Given request: List every line in the data that contains the word "Show".

Element location listings:
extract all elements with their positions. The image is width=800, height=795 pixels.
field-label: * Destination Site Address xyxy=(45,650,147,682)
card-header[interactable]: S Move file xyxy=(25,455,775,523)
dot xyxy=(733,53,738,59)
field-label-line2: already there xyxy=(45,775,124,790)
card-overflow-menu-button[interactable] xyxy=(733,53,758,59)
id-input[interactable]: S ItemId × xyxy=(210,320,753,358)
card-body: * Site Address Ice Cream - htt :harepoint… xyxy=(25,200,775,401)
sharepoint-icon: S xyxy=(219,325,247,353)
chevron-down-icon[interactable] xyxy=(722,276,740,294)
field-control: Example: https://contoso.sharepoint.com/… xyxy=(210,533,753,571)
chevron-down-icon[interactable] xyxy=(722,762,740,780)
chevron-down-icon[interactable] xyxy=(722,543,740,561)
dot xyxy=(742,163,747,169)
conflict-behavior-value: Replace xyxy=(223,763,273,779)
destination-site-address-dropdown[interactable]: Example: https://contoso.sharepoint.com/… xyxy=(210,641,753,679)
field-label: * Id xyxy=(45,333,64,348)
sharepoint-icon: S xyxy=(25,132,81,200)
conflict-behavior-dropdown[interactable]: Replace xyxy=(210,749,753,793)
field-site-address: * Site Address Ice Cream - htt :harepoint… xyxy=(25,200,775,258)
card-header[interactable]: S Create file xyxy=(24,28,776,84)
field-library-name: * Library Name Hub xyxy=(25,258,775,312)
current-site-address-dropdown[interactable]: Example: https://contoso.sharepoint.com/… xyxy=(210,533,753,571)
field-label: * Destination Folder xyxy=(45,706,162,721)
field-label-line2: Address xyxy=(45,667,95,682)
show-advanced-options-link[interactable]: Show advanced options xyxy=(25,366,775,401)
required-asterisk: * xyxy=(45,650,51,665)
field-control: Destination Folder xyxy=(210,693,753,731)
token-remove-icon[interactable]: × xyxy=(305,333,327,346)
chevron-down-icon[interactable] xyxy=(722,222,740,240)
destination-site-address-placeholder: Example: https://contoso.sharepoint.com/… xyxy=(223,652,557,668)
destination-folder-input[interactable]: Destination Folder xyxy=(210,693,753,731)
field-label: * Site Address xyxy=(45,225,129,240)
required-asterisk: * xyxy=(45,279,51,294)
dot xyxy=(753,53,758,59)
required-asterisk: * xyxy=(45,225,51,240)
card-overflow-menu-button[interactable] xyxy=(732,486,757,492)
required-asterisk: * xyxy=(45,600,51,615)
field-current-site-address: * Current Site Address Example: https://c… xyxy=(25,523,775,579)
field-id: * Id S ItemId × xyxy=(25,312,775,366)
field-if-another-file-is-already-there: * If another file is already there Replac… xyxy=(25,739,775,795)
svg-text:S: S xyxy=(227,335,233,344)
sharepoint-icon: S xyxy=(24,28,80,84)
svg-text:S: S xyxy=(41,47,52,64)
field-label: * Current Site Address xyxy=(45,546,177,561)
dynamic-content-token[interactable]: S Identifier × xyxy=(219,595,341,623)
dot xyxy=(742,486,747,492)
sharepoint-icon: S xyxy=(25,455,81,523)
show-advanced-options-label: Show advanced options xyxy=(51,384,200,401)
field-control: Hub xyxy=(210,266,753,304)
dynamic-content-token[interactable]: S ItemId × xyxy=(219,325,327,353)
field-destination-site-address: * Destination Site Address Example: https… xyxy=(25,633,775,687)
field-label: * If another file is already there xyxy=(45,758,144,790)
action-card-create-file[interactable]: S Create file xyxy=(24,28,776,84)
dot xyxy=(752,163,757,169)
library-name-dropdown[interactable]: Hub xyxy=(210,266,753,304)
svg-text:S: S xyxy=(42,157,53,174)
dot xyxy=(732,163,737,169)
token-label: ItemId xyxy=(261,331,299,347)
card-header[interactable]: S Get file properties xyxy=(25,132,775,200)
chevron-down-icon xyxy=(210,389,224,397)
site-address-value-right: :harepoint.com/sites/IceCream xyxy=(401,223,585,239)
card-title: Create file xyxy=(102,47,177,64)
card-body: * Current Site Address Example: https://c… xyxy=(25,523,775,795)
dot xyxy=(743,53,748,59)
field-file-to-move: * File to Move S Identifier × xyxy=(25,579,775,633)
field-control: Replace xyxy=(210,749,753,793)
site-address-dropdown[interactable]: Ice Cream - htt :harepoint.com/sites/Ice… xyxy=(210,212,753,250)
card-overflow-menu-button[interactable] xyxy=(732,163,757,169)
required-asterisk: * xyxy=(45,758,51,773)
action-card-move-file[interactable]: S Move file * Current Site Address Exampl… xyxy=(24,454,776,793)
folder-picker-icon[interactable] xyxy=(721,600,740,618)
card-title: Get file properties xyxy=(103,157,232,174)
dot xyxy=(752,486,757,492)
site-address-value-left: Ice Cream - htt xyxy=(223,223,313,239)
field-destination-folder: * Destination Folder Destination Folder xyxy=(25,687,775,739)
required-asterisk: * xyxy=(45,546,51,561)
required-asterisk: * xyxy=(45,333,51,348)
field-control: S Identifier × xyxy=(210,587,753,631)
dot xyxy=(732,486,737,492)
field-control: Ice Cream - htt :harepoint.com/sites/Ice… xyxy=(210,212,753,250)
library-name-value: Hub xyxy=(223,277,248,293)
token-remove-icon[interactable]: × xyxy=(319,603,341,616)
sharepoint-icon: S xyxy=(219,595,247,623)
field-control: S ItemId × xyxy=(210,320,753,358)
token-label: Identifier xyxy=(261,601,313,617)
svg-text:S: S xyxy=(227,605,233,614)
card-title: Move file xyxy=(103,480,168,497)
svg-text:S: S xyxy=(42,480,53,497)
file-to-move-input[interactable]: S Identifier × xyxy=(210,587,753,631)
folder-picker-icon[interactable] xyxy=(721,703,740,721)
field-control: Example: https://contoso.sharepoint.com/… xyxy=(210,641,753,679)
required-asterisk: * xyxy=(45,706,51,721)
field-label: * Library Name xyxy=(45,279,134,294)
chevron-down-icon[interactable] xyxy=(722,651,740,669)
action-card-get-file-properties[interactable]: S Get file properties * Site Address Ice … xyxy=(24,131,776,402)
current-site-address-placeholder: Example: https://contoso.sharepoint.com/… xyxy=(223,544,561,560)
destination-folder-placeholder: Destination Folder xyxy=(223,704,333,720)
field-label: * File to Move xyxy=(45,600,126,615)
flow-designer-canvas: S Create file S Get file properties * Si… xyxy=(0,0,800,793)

Expected answer:
show-advanced-options-link[interactable]: Show advanced options xyxy=(25,366,775,401)
show-advanced-options-label: Show advanced options xyxy=(51,384,200,401)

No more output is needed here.